#### [EXERCISE TASK]
Isolate every line in the data with the string "очередь" and copy it.

Data excerpts

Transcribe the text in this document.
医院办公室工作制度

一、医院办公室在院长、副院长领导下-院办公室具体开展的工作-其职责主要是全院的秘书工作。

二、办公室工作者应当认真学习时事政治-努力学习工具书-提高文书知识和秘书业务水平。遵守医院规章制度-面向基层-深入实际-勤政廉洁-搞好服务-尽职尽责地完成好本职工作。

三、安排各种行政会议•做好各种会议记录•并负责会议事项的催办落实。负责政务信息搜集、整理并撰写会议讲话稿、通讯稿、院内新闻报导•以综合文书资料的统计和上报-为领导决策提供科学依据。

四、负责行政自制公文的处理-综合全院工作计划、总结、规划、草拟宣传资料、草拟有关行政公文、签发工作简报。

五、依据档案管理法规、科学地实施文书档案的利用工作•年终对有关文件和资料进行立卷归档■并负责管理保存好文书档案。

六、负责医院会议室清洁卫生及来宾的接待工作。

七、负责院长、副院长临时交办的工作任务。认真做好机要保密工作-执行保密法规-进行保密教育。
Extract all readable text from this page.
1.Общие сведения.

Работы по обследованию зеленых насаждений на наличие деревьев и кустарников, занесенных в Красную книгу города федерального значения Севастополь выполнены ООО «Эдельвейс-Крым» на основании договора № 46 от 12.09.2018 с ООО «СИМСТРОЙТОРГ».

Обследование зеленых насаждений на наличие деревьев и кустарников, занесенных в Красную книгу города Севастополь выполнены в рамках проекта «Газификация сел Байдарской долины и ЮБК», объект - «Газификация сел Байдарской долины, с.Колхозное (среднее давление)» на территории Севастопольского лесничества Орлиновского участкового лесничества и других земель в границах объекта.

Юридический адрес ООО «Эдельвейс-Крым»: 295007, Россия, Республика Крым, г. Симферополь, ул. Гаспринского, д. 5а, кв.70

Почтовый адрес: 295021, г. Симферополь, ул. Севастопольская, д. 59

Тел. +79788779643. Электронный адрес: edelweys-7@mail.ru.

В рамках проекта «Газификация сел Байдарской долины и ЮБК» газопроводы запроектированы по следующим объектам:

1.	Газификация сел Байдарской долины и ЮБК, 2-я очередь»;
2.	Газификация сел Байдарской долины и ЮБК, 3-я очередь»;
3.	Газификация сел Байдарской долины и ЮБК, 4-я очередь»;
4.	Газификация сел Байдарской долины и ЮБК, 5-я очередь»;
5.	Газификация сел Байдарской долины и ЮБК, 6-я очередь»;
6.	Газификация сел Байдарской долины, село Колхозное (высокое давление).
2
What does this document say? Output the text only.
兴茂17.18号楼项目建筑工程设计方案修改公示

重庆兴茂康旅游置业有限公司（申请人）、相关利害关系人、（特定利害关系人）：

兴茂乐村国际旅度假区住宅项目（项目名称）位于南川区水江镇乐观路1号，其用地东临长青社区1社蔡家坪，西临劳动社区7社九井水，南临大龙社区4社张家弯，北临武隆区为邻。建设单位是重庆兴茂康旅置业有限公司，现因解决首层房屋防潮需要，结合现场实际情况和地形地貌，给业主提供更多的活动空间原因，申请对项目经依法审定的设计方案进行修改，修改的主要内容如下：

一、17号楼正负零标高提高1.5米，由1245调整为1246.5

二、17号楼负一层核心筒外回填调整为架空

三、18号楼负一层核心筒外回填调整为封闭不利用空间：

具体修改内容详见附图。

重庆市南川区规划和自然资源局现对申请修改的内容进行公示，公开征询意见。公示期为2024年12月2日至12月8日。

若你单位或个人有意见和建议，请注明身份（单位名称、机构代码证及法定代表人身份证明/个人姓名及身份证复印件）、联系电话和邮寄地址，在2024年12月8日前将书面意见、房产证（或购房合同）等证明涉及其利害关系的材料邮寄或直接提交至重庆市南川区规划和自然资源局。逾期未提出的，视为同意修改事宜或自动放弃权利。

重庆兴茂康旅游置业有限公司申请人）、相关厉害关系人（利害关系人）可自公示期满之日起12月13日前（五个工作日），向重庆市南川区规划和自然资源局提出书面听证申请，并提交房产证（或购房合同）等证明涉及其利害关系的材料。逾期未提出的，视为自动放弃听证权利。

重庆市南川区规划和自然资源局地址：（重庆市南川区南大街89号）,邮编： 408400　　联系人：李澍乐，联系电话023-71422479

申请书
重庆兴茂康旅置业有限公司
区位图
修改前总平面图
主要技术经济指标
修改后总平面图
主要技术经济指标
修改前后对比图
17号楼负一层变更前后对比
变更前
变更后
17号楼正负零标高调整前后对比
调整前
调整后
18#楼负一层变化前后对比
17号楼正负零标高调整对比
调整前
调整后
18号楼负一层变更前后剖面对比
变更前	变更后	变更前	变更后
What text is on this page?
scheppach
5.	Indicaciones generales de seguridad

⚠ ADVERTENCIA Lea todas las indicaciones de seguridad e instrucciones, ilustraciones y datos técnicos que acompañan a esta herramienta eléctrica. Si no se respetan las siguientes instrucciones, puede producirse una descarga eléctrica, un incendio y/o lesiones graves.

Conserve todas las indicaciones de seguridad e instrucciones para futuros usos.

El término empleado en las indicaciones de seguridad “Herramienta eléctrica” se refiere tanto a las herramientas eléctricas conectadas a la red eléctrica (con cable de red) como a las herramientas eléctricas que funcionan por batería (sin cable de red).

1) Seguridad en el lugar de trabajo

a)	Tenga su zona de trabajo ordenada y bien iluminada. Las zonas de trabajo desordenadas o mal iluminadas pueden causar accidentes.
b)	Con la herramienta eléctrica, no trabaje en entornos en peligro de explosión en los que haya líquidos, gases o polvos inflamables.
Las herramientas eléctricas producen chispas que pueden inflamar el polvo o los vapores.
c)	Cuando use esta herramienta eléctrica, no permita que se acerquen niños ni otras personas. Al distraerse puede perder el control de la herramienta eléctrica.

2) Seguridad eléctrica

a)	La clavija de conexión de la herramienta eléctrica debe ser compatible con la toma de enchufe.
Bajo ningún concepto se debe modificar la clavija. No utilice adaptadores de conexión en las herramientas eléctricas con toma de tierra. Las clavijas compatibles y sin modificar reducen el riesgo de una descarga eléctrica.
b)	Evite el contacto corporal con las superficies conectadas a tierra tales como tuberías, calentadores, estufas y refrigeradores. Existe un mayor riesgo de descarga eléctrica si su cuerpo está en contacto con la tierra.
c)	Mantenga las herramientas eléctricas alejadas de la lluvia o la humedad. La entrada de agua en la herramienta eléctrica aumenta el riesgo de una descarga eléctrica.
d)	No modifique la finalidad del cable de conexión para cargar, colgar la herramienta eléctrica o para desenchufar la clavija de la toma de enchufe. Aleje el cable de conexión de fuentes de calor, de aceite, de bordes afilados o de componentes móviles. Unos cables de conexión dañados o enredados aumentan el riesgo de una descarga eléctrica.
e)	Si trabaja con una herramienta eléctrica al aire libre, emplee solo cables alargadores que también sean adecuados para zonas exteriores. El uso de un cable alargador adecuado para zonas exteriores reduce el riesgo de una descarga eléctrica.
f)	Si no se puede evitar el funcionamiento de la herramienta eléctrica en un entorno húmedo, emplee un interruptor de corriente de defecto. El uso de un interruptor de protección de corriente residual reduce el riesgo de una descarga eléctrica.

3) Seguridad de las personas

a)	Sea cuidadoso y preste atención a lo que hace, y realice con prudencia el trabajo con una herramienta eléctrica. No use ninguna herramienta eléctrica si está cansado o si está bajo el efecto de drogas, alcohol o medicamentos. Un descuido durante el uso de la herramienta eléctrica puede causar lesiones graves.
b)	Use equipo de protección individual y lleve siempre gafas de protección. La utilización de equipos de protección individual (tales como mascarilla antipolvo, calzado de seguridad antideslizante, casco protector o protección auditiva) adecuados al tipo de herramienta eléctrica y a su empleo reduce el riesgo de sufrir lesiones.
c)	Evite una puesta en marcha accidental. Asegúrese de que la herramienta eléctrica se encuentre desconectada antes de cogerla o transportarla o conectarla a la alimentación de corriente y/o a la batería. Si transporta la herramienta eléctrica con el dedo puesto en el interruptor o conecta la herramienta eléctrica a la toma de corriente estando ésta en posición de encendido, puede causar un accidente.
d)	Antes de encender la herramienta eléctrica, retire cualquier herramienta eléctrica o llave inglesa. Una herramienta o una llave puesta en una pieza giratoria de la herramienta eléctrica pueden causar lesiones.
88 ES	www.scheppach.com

#### [RESPONSE]
1.	Газификация сел Байдарской долины и ЮБК, 2-я очередь»;
2.	Газификация сел Байдарской долины и ЮБК, 3-я очередь»;
3.	Газификация сел Байдарской долины и ЮБК, 4-я очередь»;
4.	Газификация сел Байдарской долины и ЮБК, 5-я очередь»;
5.	Газификация сел Байдарской долины и ЮБК, 6-я очередь»;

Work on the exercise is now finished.